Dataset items
◇ ◇ ◇
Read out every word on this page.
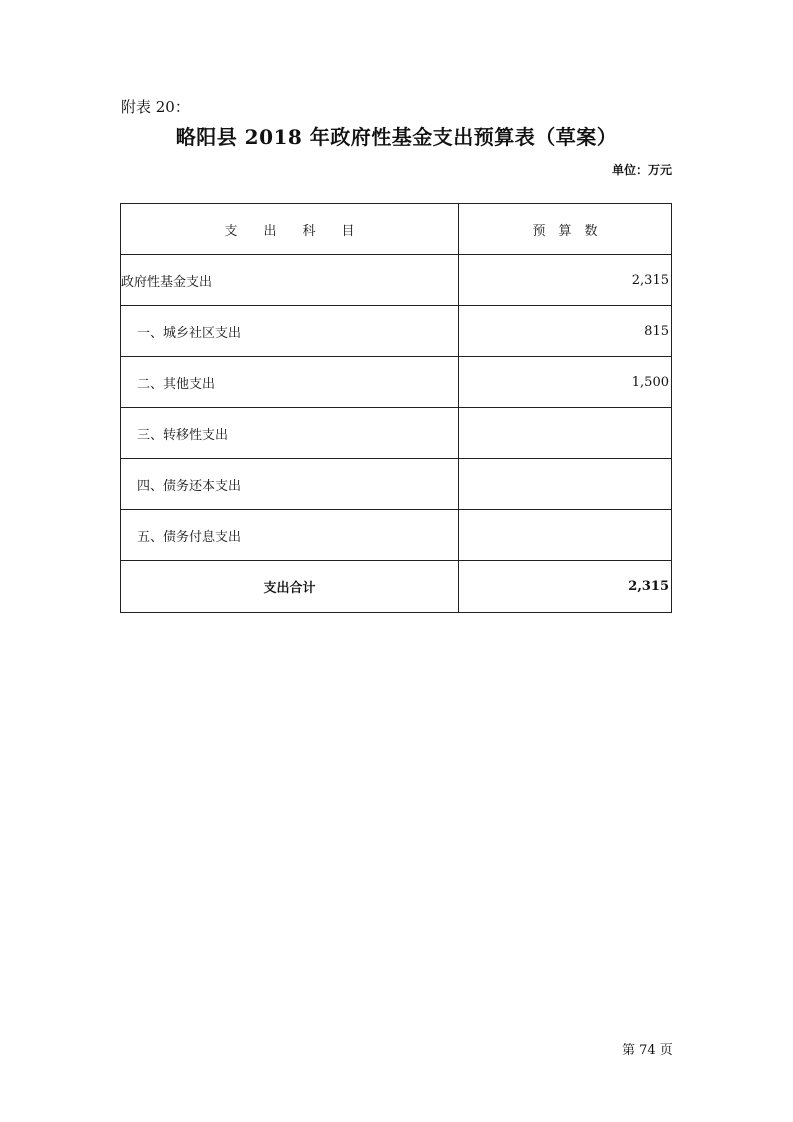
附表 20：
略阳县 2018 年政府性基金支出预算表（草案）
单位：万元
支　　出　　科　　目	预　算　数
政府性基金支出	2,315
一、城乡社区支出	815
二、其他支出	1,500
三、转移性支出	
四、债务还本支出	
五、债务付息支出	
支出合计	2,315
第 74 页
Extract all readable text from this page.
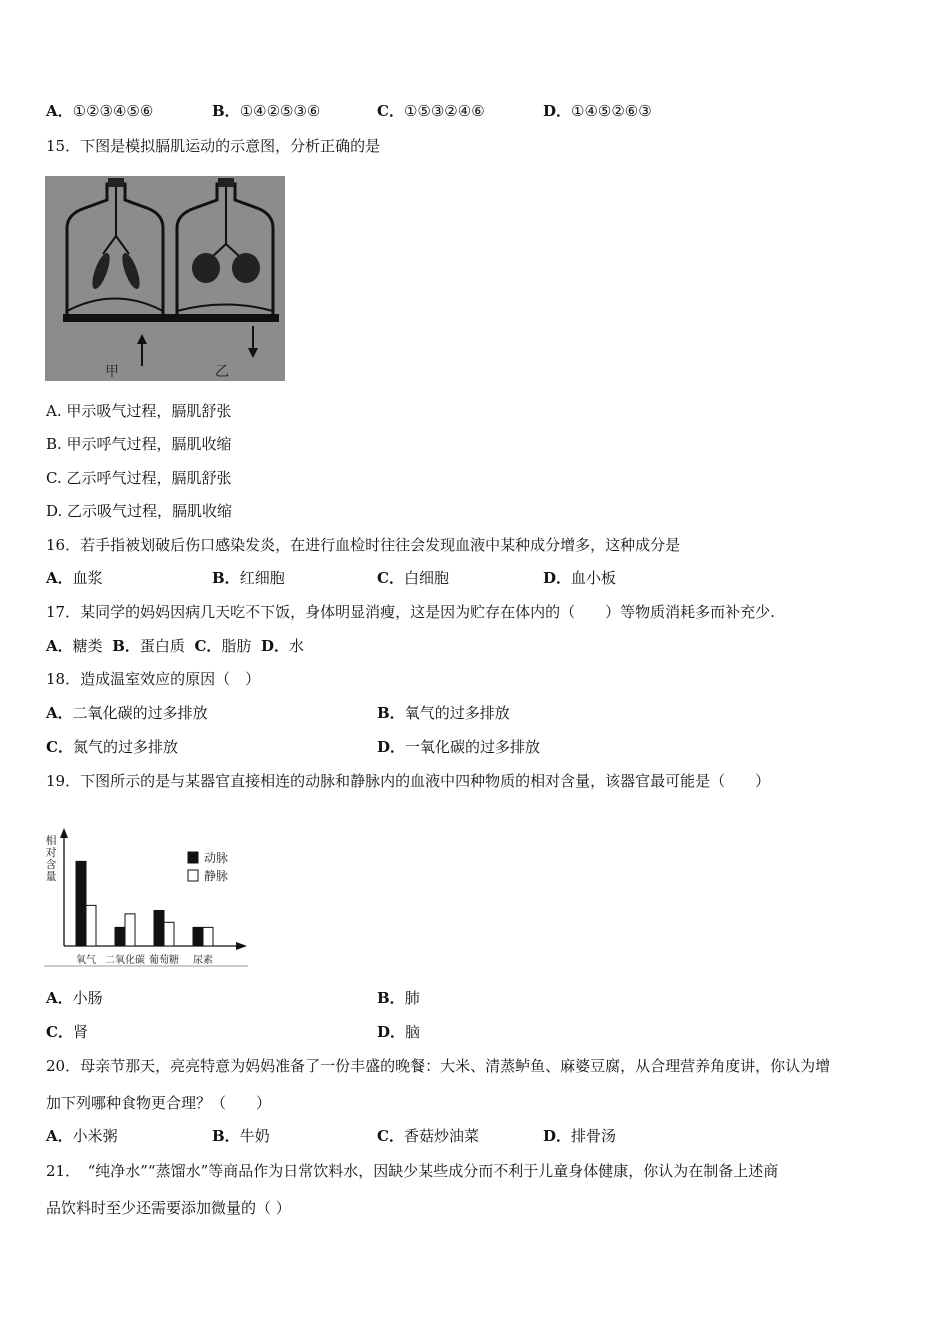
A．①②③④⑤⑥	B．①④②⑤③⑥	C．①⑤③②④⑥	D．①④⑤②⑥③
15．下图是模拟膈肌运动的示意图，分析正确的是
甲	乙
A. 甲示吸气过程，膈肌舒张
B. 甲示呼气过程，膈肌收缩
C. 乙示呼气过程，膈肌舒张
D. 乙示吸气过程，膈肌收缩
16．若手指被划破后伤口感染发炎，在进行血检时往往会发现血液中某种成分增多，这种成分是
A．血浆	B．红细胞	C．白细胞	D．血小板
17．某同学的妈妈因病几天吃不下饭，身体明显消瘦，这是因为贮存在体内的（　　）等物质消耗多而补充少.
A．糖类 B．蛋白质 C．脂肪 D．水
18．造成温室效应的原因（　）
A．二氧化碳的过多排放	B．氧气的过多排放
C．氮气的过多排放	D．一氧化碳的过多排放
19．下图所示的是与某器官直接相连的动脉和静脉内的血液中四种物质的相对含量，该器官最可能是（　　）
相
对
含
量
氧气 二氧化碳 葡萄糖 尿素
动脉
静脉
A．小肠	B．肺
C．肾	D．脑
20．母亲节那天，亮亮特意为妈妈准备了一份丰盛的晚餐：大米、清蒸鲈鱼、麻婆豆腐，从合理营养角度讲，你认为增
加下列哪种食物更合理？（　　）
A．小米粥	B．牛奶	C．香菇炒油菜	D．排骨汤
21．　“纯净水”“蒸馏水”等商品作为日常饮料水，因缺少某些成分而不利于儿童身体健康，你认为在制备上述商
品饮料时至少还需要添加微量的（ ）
◇ ◇ ◇
Look through the lines above and collect those with the word "this".

Read out every word on this page.
Extract all readable text from this page.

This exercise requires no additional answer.